Objective: Search the listing below for the word "Primavera" and copy each line that holds it.

-- Begin --

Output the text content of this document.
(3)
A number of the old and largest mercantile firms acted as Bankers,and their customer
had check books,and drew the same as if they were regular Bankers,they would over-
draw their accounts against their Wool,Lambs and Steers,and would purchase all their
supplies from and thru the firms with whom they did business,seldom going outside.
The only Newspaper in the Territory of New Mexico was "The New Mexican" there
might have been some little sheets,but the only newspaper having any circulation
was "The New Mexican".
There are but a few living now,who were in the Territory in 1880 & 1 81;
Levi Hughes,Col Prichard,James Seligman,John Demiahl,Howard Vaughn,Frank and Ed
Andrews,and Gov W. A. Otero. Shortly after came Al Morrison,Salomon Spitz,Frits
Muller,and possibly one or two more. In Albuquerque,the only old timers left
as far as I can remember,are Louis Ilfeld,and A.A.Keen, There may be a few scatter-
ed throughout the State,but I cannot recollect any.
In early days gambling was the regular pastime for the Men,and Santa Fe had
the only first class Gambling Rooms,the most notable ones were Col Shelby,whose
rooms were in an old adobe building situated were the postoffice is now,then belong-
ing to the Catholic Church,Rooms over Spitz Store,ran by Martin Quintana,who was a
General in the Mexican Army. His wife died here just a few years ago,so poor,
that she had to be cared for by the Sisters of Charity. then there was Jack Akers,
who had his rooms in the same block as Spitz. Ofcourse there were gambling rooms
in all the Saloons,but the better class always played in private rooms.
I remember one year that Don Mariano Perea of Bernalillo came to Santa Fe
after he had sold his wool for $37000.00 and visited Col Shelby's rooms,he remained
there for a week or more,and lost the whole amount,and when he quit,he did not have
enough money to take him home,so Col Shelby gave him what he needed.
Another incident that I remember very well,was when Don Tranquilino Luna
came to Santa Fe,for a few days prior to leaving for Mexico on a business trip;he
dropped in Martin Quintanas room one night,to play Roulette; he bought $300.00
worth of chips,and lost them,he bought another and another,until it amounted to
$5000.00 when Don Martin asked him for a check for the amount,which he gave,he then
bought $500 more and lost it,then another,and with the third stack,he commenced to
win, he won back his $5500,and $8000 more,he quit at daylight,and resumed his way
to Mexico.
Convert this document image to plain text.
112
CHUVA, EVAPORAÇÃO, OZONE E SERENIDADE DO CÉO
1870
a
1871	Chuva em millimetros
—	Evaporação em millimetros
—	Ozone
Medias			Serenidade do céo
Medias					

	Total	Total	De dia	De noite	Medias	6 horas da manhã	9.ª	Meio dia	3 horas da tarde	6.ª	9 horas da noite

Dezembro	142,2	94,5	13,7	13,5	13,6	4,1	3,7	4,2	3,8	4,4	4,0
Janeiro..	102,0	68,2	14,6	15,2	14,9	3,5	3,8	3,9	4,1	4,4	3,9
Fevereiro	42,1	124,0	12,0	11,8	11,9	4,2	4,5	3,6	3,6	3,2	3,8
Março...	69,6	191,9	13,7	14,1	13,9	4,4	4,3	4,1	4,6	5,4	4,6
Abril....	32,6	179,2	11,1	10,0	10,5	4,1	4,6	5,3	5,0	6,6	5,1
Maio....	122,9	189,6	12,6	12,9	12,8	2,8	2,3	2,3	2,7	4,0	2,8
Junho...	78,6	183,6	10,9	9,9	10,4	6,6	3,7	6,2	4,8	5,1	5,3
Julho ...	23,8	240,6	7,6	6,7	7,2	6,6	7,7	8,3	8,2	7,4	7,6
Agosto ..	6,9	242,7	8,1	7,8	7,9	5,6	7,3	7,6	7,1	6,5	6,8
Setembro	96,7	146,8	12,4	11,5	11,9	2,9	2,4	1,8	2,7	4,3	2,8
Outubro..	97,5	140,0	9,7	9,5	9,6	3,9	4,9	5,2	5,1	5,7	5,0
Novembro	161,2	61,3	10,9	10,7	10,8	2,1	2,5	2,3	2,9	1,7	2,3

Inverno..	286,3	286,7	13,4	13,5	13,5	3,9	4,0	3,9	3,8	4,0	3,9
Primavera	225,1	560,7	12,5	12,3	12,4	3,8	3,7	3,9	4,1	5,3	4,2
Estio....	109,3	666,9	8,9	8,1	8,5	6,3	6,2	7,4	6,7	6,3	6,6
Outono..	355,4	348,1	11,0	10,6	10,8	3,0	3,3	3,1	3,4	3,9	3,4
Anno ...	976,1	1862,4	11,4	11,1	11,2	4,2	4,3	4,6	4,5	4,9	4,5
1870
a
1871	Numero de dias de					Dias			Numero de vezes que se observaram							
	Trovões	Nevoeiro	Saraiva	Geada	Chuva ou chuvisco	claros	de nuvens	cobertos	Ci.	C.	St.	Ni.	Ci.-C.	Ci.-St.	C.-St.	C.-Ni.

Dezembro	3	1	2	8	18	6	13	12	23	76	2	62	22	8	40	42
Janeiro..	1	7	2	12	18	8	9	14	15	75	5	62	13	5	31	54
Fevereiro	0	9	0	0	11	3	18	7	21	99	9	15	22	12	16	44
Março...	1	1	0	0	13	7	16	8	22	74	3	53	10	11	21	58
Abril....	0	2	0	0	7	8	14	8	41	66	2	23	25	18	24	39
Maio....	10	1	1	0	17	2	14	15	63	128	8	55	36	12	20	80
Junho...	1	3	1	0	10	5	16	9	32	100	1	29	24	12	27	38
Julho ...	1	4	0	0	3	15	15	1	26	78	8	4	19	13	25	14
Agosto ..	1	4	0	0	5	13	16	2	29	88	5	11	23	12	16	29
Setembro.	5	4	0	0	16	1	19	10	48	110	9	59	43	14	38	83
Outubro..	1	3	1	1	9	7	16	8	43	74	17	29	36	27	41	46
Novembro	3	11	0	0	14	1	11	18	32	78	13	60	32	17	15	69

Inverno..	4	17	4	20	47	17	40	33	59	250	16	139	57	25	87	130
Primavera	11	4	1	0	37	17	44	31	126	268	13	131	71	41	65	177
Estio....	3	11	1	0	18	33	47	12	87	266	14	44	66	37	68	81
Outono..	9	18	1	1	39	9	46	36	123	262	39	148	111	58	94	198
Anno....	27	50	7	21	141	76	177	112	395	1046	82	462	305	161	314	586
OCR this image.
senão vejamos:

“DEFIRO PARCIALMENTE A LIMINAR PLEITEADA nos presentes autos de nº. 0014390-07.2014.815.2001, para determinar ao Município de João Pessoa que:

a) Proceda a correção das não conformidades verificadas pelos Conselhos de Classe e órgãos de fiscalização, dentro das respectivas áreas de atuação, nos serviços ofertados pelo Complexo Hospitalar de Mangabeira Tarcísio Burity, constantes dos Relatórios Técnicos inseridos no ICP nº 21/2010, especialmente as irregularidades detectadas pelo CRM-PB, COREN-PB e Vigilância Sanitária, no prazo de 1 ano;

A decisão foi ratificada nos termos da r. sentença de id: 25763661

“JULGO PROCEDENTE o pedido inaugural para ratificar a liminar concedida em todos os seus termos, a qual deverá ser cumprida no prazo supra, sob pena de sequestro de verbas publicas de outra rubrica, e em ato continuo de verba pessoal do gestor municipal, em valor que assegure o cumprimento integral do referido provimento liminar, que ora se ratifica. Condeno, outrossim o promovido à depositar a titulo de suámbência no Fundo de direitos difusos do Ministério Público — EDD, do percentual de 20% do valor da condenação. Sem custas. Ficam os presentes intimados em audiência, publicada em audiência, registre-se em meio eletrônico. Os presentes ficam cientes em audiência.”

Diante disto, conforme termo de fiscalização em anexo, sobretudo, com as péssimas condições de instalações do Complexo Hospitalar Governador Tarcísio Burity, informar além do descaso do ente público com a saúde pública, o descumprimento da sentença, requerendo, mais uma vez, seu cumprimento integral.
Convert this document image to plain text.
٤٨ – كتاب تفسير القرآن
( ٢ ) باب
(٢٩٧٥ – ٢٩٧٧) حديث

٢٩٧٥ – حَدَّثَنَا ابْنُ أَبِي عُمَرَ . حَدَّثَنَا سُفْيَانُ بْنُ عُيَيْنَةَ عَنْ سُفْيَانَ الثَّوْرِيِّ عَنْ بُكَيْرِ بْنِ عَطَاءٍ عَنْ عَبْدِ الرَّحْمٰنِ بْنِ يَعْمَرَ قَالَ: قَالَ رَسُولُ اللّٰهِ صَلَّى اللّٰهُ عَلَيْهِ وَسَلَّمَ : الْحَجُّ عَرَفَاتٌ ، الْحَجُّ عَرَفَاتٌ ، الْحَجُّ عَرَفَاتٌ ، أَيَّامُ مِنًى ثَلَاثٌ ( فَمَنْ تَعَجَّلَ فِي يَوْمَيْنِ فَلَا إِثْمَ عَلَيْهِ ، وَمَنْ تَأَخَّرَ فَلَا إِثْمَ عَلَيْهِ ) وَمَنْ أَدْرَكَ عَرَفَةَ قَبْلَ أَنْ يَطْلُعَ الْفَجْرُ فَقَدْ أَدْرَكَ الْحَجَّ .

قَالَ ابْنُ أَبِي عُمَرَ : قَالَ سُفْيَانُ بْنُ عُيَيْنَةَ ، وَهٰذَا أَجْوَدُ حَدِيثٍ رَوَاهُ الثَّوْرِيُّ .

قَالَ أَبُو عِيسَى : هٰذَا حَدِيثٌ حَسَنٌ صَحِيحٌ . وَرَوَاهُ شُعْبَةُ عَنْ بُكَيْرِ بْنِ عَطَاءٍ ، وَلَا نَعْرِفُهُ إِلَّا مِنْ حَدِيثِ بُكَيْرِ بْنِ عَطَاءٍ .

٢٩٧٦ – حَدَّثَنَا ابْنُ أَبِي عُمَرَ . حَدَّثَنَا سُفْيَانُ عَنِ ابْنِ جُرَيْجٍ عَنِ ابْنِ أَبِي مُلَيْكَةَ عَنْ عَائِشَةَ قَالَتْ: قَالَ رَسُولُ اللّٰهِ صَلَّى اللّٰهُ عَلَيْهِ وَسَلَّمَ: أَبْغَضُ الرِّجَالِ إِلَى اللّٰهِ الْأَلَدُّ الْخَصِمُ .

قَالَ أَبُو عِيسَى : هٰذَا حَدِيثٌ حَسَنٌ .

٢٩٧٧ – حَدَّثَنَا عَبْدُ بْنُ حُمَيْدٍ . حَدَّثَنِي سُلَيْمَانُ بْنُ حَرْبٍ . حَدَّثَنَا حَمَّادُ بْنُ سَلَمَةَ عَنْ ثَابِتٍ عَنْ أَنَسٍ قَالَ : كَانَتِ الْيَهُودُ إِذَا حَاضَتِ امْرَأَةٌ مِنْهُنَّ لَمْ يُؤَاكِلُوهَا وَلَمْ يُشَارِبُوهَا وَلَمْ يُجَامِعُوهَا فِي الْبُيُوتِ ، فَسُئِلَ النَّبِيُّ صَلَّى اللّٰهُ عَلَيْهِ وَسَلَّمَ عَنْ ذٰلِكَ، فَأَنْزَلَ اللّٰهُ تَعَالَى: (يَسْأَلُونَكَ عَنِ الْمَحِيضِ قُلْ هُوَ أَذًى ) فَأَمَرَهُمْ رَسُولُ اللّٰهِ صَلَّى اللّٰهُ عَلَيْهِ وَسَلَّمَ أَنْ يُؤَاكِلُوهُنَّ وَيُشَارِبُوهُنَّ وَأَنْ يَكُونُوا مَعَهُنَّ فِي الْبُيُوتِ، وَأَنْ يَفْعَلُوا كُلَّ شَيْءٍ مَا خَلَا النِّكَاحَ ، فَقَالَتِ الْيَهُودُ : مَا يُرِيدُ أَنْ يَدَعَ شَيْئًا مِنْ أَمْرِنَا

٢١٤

-- End --

Output below:
Primavera	225,1	560,7	12,5	12,3	12,4	3,8	3,7	3,9	4,1	5,3	4,2
Primavera	11	4	1	0	37	17	44	31	126	268	13	131	71	41	65	177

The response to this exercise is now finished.